Directions:
Copy out each line of the listing that has the word "Batch" in it.

━━━━━━━━━━━━━━━━

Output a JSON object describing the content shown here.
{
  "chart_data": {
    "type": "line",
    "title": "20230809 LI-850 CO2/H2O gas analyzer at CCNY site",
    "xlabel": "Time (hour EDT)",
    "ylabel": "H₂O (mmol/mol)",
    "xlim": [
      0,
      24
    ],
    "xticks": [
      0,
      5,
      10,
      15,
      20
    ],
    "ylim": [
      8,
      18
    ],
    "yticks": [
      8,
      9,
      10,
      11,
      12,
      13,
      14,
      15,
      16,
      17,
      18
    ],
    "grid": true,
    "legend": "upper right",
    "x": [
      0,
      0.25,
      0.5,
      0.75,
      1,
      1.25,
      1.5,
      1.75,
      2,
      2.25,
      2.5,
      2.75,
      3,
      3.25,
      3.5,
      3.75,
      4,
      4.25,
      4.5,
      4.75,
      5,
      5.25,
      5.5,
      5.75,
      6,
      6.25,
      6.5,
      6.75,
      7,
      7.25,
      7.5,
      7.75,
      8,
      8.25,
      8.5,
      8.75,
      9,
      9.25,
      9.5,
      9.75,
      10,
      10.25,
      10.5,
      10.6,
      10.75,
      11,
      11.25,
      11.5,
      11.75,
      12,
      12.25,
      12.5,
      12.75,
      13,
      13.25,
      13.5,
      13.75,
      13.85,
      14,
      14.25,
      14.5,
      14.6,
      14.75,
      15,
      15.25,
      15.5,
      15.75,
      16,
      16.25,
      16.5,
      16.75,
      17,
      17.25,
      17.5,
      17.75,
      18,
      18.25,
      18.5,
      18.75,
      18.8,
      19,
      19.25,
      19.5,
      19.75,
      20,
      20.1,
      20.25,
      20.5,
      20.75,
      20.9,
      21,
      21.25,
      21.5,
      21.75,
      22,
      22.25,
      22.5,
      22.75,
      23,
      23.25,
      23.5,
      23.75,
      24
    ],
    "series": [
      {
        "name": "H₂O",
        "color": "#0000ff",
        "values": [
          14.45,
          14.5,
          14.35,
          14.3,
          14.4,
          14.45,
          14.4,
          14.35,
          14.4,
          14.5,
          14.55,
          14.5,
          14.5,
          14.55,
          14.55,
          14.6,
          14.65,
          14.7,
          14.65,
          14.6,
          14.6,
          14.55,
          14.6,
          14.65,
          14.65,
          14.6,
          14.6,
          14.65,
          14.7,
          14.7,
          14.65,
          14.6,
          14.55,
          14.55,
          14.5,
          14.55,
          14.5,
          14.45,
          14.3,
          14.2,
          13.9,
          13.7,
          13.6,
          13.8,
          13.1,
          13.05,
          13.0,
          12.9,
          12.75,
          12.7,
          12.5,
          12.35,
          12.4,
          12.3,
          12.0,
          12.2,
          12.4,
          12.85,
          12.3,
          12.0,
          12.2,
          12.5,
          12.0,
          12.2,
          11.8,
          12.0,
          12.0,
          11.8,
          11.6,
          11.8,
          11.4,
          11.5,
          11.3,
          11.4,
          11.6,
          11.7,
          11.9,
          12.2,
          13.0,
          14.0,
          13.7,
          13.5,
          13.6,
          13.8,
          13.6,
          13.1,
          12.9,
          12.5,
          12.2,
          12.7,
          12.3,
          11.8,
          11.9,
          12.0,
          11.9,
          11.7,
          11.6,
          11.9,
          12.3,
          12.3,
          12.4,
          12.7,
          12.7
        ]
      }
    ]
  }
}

━━━━━━━━━━━━━━━━

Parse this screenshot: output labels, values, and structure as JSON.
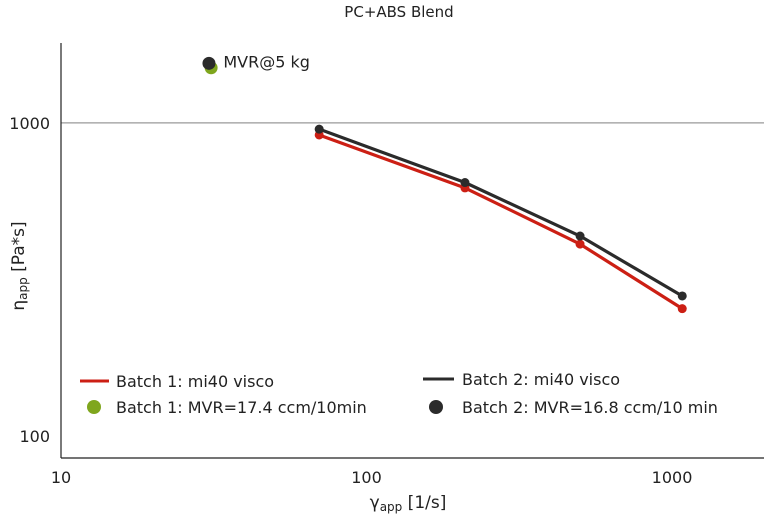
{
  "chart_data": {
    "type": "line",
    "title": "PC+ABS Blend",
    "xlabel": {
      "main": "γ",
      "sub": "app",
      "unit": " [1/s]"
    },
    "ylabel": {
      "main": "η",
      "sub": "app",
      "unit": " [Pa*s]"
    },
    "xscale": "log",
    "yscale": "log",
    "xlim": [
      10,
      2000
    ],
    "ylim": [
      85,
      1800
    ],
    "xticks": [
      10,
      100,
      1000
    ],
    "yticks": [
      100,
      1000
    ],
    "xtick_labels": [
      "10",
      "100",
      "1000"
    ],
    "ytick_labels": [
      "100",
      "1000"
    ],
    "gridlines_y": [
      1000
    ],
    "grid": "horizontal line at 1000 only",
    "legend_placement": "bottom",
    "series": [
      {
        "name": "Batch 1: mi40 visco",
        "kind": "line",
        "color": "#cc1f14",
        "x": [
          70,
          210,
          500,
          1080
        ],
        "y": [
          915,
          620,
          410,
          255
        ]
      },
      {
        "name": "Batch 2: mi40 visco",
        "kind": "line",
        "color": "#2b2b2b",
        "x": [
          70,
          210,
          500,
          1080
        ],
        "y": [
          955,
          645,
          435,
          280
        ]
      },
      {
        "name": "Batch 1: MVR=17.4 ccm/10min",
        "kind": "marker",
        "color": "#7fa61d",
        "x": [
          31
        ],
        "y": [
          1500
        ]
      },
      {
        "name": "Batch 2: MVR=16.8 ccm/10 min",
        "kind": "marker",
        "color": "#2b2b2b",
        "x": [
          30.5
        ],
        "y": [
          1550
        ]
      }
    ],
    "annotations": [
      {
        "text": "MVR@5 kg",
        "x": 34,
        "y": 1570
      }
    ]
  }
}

━━━━━━━━━━━━━━━━

Final answer:
        "name": "Batch 1: mi40 visco",
        "name": "Batch 2: mi40 visco",
        "name": "Batch 1: MVR=17.4 ccm/10min",
        "name": "Batch 2: MVR=16.8 ccm/10 min",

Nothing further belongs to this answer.